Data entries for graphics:

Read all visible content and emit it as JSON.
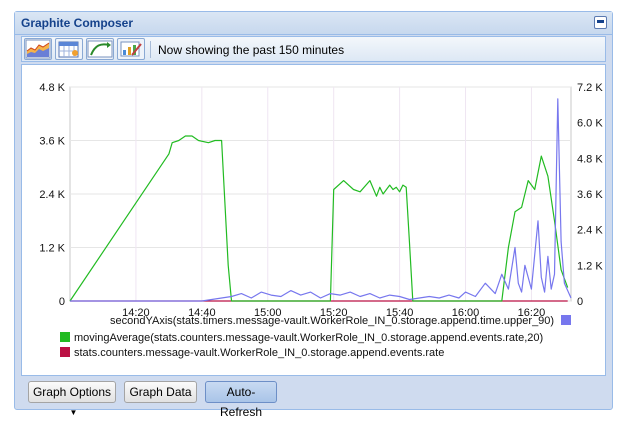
{
  "window": {
    "title": "Graphite Composer"
  },
  "toolbar": {
    "status_text": "Now showing the past 150 minutes",
    "buttons": [
      {
        "name": "graph-templates-icon"
      },
      {
        "name": "select-date-range-icon"
      },
      {
        "name": "select-recent-data-icon"
      },
      {
        "name": "create-url-icon"
      }
    ]
  },
  "bottom": {
    "graph_options_label": "Graph Options",
    "graph_data_label": "Graph Data",
    "auto_refresh_label": "Auto-Refresh"
  },
  "chart_data": {
    "type": "line",
    "title": "",
    "xlabel": "",
    "ylabel": "",
    "x_ticks": [
      "14:20",
      "14:40",
      "15:00",
      "15:20",
      "15:40",
      "16:00",
      "16:20"
    ],
    "x_tick_minutes": [
      20,
      40,
      60,
      80,
      100,
      120,
      140
    ],
    "xlim_minutes": [
      0,
      152
    ],
    "y_left_ticks": [
      "0",
      "1.2 K",
      "2.4 K",
      "3.6 K",
      "4.8 K"
    ],
    "y_left_values": [
      0,
      1200,
      2400,
      3600,
      4800
    ],
    "ylim_left": [
      0,
      4800
    ],
    "y_right_ticks": [
      "0",
      "1.2 K",
      "2.4 K",
      "3.6 K",
      "4.8 K",
      "6.0 K",
      "7.2 K"
    ],
    "y_right_values": [
      0,
      1200,
      2400,
      3600,
      4800,
      6000,
      7200
    ],
    "ylim_right": [
      0,
      7200
    ],
    "grid": true,
    "legend_position": "bottom",
    "series": [
      {
        "name": "secondYAxis(stats.timers.message-vault.WorkerRole_IN_0.storage.append.time.upper_90)",
        "color": "#7777ee",
        "axis": "right",
        "x": [
          0,
          40,
          49,
          52,
          55,
          58,
          61,
          64,
          67,
          70,
          73,
          76,
          79,
          82,
          85,
          88,
          91,
          94,
          97,
          100,
          103,
          106,
          109,
          112,
          115,
          118,
          120,
          123,
          126,
          129,
          131,
          133,
          135,
          136,
          137,
          138,
          140,
          142,
          143,
          144,
          145,
          146,
          147,
          148,
          149,
          150,
          152
        ],
        "values": [
          0,
          0,
          150,
          250,
          100,
          300,
          200,
          150,
          350,
          200,
          300,
          100,
          250,
          200,
          300,
          150,
          250,
          100,
          200,
          150,
          50,
          100,
          150,
          100,
          200,
          100,
          300,
          150,
          600,
          250,
          900,
          400,
          1800,
          600,
          300,
          1200,
          400,
          2700,
          800,
          300,
          1500,
          400,
          900,
          6800,
          2000,
          600,
          100
        ]
      },
      {
        "name": "movingAverage(stats.counters.message-vault.WorkerRole_IN_0.storage.append.events.rate,20)",
        "color": "#22bb22",
        "axis": "left",
        "x": [
          0,
          30,
          31,
          33,
          35,
          37,
          39,
          42,
          44,
          46,
          47,
          48,
          49,
          50,
          52,
          54,
          57,
          60,
          63,
          66,
          69,
          72,
          75,
          78,
          79,
          80,
          83,
          86,
          88,
          91,
          93,
          94,
          95,
          97,
          98,
          99,
          100,
          101,
          102,
          103,
          104,
          106,
          109,
          111,
          113,
          115,
          117,
          119,
          121,
          123,
          125,
          127,
          129,
          131,
          133,
          135,
          137,
          139,
          141,
          143,
          145,
          147,
          149,
          151
        ],
        "values": [
          0,
          3300,
          3550,
          3600,
          3700,
          3700,
          3600,
          3550,
          3600,
          3600,
          2200,
          800,
          0,
          0,
          0,
          0,
          0,
          0,
          0,
          0,
          0,
          0,
          0,
          0,
          0,
          2500,
          2700,
          2500,
          2450,
          2700,
          2350,
          2550,
          2400,
          2600,
          2500,
          2550,
          2450,
          2600,
          2550,
          1300,
          0,
          0,
          0,
          0,
          0,
          0,
          0,
          0,
          0,
          0,
          0,
          0,
          0,
          0,
          1200,
          2000,
          2100,
          2700,
          2500,
          3250,
          2800,
          1800,
          700,
          300
        ]
      },
      {
        "name": "stats.counters.message-vault.WorkerRole_IN_0.storage.append.events.rate",
        "color": "#bb1144",
        "axis": "left",
        "x": [
          0,
          30,
          31,
          32,
          33,
          34,
          35,
          36,
          37,
          38,
          39,
          40,
          41,
          42,
          43,
          44,
          45,
          46,
          47,
          48,
          49,
          50,
          52,
          54,
          57,
          60,
          63,
          66,
          69,
          72,
          75,
          78,
          79,
          80,
          81,
          82,
          83,
          84,
          85,
          86,
          87,
          88,
          89,
          90,
          91,
          92,
          93,
          94,
          95,
          96,
          97,
          98,
          99,
          100,
          101,
          102,
          103,
          104,
          106,
          109,
          111,
          113,
          115,
          117,
          119,
          121,
          123,
          125,
          127,
          129,
          131,
          133,
          134,
          135,
          136,
          137,
          138,
          139,
          140,
          141,
          142,
          143,
          144,
          145,
          146,
          147,
          148,
          149,
          150,
          151
        ],
        "values": [
          0,
          0,
          0,
          0,
          0,
          0,
          0,
          0,
          0,
          0,
          0,
          0,
          0,
          0,
          0,
          0,
          0,
          0,
          0,
          0,
          0,
          0,
          0,
          0,
          0,
          0,
          0,
          0,
          0,
          0,
          0,
          0,
          0,
          0,
          0,
          0,
          0,
          0,
          0,
          0,
          0,
          0,
          0,
          0,
          0,
          0,
          0,
          0,
          0,
          0,
          0,
          0,
          0,
          0,
          0,
          0,
          0,
          0,
          0,
          0,
          0,
          0,
          0,
          0,
          0,
          0,
          0,
          0,
          0,
          0,
          0,
          0,
          0,
          0,
          0,
          0,
          0,
          0,
          0,
          0,
          0,
          0,
          0,
          0,
          0,
          0,
          0,
          0,
          0,
          0
        ]
      }
    ]
  }
}
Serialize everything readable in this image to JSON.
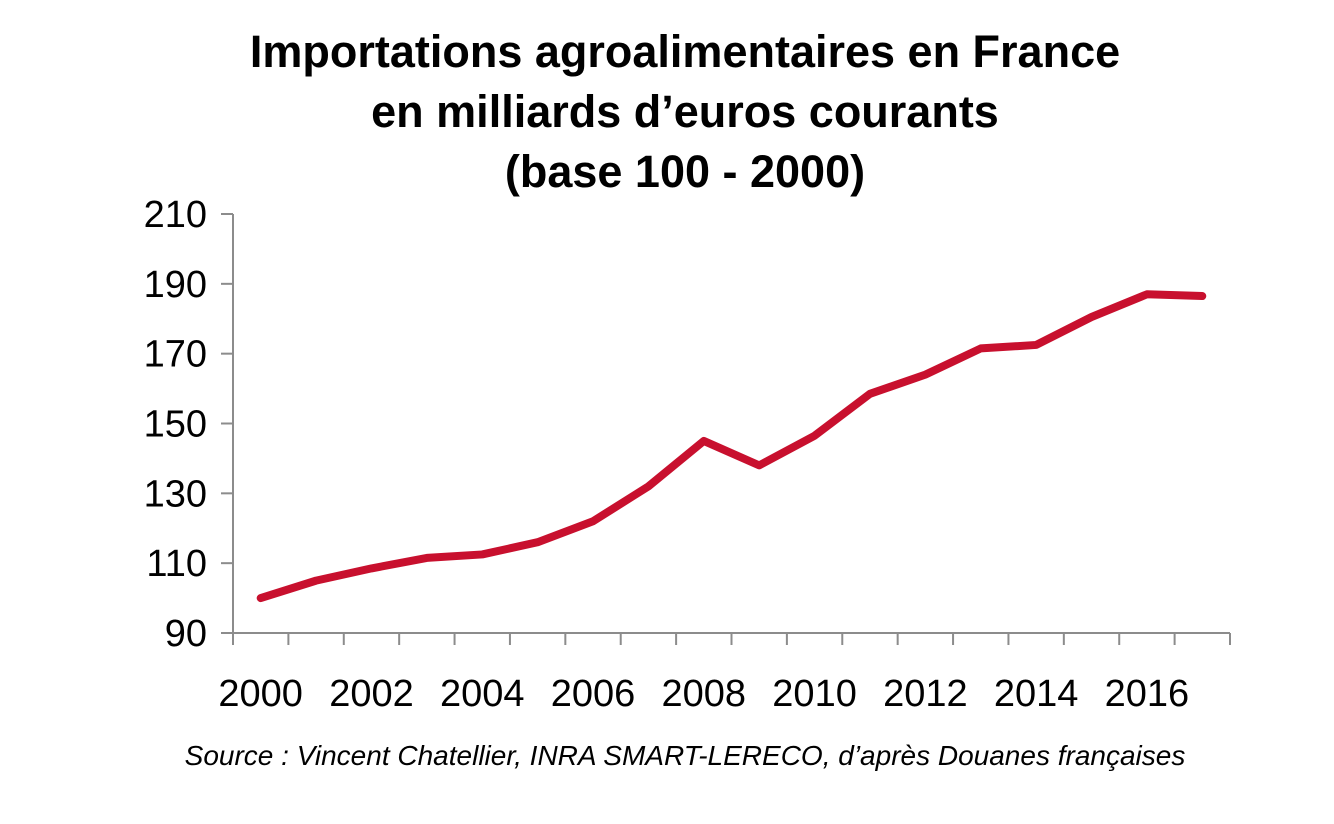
{
  "chart_data": {
    "type": "line",
    "title": [
      "Importations agroalimentaires en France",
      "en milliards d’euros courants",
      "(base 100 - 2000)"
    ],
    "xlabel": "",
    "ylabel": "",
    "x": [
      2000,
      2001,
      2002,
      2003,
      2004,
      2005,
      2006,
      2007,
      2008,
      2009,
      2010,
      2011,
      2012,
      2013,
      2014,
      2015,
      2016,
      2017
    ],
    "x_tick_labels": [
      "2000",
      "2002",
      "2004",
      "2006",
      "2008",
      "2010",
      "2012",
      "2014",
      "2016"
    ],
    "y_tick_labels": [
      "90",
      "110",
      "130",
      "150",
      "170",
      "190",
      "210"
    ],
    "ylim": [
      90,
      210
    ],
    "y_ticks": [
      90,
      110,
      130,
      150,
      170,
      190,
      210
    ],
    "grid": false,
    "series": [
      {
        "name": "Importations agroalimentaires (base 100 - 2000)",
        "color": "#c8102e",
        "values": [
          100,
          105,
          108.5,
          111.5,
          112.5,
          116,
          122,
          132,
          145,
          138,
          146.5,
          158.5,
          164,
          171.5,
          172.5,
          180.5,
          187,
          186.5
        ]
      }
    ]
  },
  "source": "Source : Vincent Chatellier, INRA SMART-LERECO, d’après Douanes françaises"
}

Challenge: Return each line from the material above exactly, but not the pictures.

Answer to this problem:
Read all visible content and emit it as JSON.
{
  "window": {
    "title": "Graphite Composer"
  },
  "toolbar": {
    "status_text": "Now showing the past 150 minutes",
    "buttons": [
      {
        "name": "graph-templates-icon"
      },
      {
        "name": "select-date-range-icon"
      },
      {
        "name": "select-recent-data-icon"
      },
      {
        "name": "create-url-icon"
      }
    ]
  },
  "bottom": {
    "graph_options_label": "Graph Options",
    "graph_data_label": "Graph Data",
    "auto_refresh_label": "Auto-Refresh"
  },
  "chart_data": {
    "type": "line",
    "title": "",
    "xlabel": "",
    "ylabel": "",
    "x_ticks": [
      "14:20",
      "14:40",
      "15:00",
      "15:20",
      "15:40",
      "16:00",
      "16:20"
    ],
    "x_tick_minutes": [
      20,
      40,
      60,
      80,
      100,
      120,
      140
    ],
    "xlim_minutes": [
      0,
      152
    ],
    "y_left_ticks": [
      "0",
      "1.2 K",
      "2.4 K",
      "3.6 K",
      "4.8 K"
    ],
    "y_left_values": [
      0,
      1200,
      2400,
      3600,
      4800
    ],
    "ylim_left": [
      0,
      4800
    ],
    "y_right_ticks": [
      "0",
      "1.2 K",
      "2.4 K",
      "3.6 K",
      "4.8 K",
      "6.0 K",
      "7.2 K"
    ],
    "y_right_values": [
      0,
      1200,
      2400,
      3600,
      4800,
      6000,
      7200
    ],
    "ylim_right": [
      0,
      7200
    ],
    "grid": true,
    "legend_position": "bottom",
    "series": [
      {
        "name": "secondYAxis(stats.timers.message-vault.WorkerRole_IN_0.storage.append.time.upper_90)",
        "color": "#7777ee",
        "axis": "right",
        "x": [
          0,
          40,
          49,
          52,
          55,
          58,
          61,
          64,
          67,
          70,
          73,
          76,
          79,
          82,
          85,
          88,
          91,
          94,
          97,
          100,
          103,
          106,
          109,
          112,
          115,
          118,
          120,
          123,
          126,
          129,
          131,
          133,
          135,
          136,
          137,
          138,
          140,
          142,
          143,
          144,
          145,
          146,
          147,
          148,
          149,
          150,
          152
        ],
        "values": [
          0,
          0,
          150,
          250,
          100,
          300,
          200,
          150,
          350,
          200,
          300,
          100,
          250,
          200,
          300,
          150,
          250,
          100,
          200,
          150,
          50,
          100,
          150,
          100,
          200,
          100,
          300,
          150,
          600,
          250,
          900,
          400,
          1800,
          600,
          300,
          1200,
          400,
          2700,
          800,
          300,
          1500,
          400,
          900,
          6800,
          2000,
          600,
          100
        ]
      },
      {
        "name": "movingAverage(stats.counters.message-vault.WorkerRole_IN_0.storage.append.events.rate,20)",
        "color": "#22bb22",
        "axis": "left",
        "x": [
          0,
          30,
          31,
          33,
          35,
          37,
          39,
          42,
          44,
          46,
          47,
          48,
          49,
          50,
          52,
          54,
          57,
          60,
          63,
          66,
          69,
          72,
          75,
          78,
          79,
          80,
          83,
          86,
          88,
          91,
          93,
          94,
          95,
          97,
          98,
          99,
          100,
          101,
          102,
          103,
          104,
          106,
          109,
          111,
          113,
          115,
          117,
          119,
          121,
          123,
          125,
          127,
          129,
          131,
          133,
          135,
          137,
          139,
          141,
          143,
          145,
          147,
          149,
          151
        ],
        "values": [
          0,
          3300,
          3550,
          3600,
          3700,
          3700,
          3600,
          3550,
          3600,
          3600,
          2200,
          800,
          0,
          0,
          0,
          0,
          0,
          0,
          0,
          0,
          0,
          0,
          0,
          0,
          0,
          2500,
          2700,
          2500,
          2450,
          2700,
          2350,
          2550,
          2400,
          2600,
          2500,
          2550,
          2450,
          2600,
          2550,
          1300,
          0,
          0,
          0,
          0,
          0,
          0,
          0,
          0,
          0,
          0,
          0,
          0,
          0,
          0,
          1200,
          2000,
          2100,
          2700,
          2500,
          3250,
          2800,
          1800,
          700,
          300
        ]
      },
      {
        "name": "stats.counters.message-vault.WorkerRole_IN_0.storage.append.events.rate",
        "color": "#bb1144",
        "axis": "left",
        "x": [
          0,
          30,
          31,
          32,
          33,
          34,
          35,
          36,
          37,
          38,
          39,
          40,
          41,
          42,
          43,
          44,
          45,
          46,
          47,
          48,
          49,
          50,
          52,
          54,
          57,
          60,
          63,
          66,
          69,
          72,
          75,
          78,
          79,
          80,
          81,
          82,
          83,
          84,
          85,
          86,
          87,
          88,
          89,
          90,
          91,
          92,
          93,
          94,
          95,
          96,
          97,
          98,
          99,
          100,
          101,
          102,
          103,
          104,
          106,
          109,
          111,
          113,
          115,
          117,
          119,
          121,
          123,
          125,
          127,
          129,
          131,
          133,
          134,
          135,
          136,
          137,
          138,
          139,
          140,
          141,
          142,
          143,
          144,
          145,
          146,
          147,
          148,
          149,
          150,
          151
        ],
        "values": [
          0,
          0,
          0,
          0,
          0,
          0,
          0,
          0,
          0,
          0,
          0,
          0,
          0,
          0,
          0,
          0,
          0,
          0,
          0,
          0,
          0,
          0,
          0,
          0,
          0,
          0,
          0,
          0,
          0,
          0,
          0,
          0,
          0,
          0,
          0,
          0,
          0,
          0,
          0,
          0,
          0,
          0,
          0,
          0,
          0,
          0,
          0,
          0,
          0,
          0,
          0,
          0,
          0,
          0,
          0,
          0,
          0,
          0,
          0,
          0,
          0,
          0,
          0,
          0,
          0,
          0,
          0,
          0,
          0,
          0,
          0,
          0,
          0,
          0,
          0,
          0,
          0,
          0,
          0,
          0,
          0,
          0,
          0,
          0,
          0,
          0,
          0,
          0,
          0,
          0
        ]
      }
    ]
  }
}
Serialize everything readable in this image to JSON.
{
  "chart_data": {
    "type": "line",
    "title": [
      "Importations agroalimentaires en France",
      "en milliards d’euros courants",
      "(base 100 - 2000)"
    ],
    "xlabel": "",
    "ylabel": "",
    "x": [
      2000,
      2001,
      2002,
      2003,
      2004,
      2005,
      2006,
      2007,
      2008,
      2009,
      2010,
      2011,
      2012,
      2013,
      2014,
      2015,
      2016,
      2017
    ],
    "x_tick_labels": [
      "2000",
      "2002",
      "2004",
      "2006",
      "2008",
      "2010",
      "2012",
      "2014",
      "2016"
    ],
    "y_tick_labels": [
      "90",
      "110",
      "130",
      "150",
      "170",
      "190",
      "210"
    ],
    "ylim": [
      90,
      210
    ],
    "y_ticks": [
      90,
      110,
      130,
      150,
      170,
      190,
      210
    ],
    "grid": false,
    "series": [
      {
        "name": "Importations agroalimentaires (base 100 - 2000)",
        "color": "#c8102e",
        "values": [
          100,
          105,
          108.5,
          111.5,
          112.5,
          116,
          122,
          132,
          145,
          138,
          146.5,
          158.5,
          164,
          171.5,
          172.5,
          180.5,
          187,
          186.5
        ]
      }
    ]
  },
  "source": "Source : Vincent Chatellier, INRA SMART-LERECO, d’après Douanes françaises"
}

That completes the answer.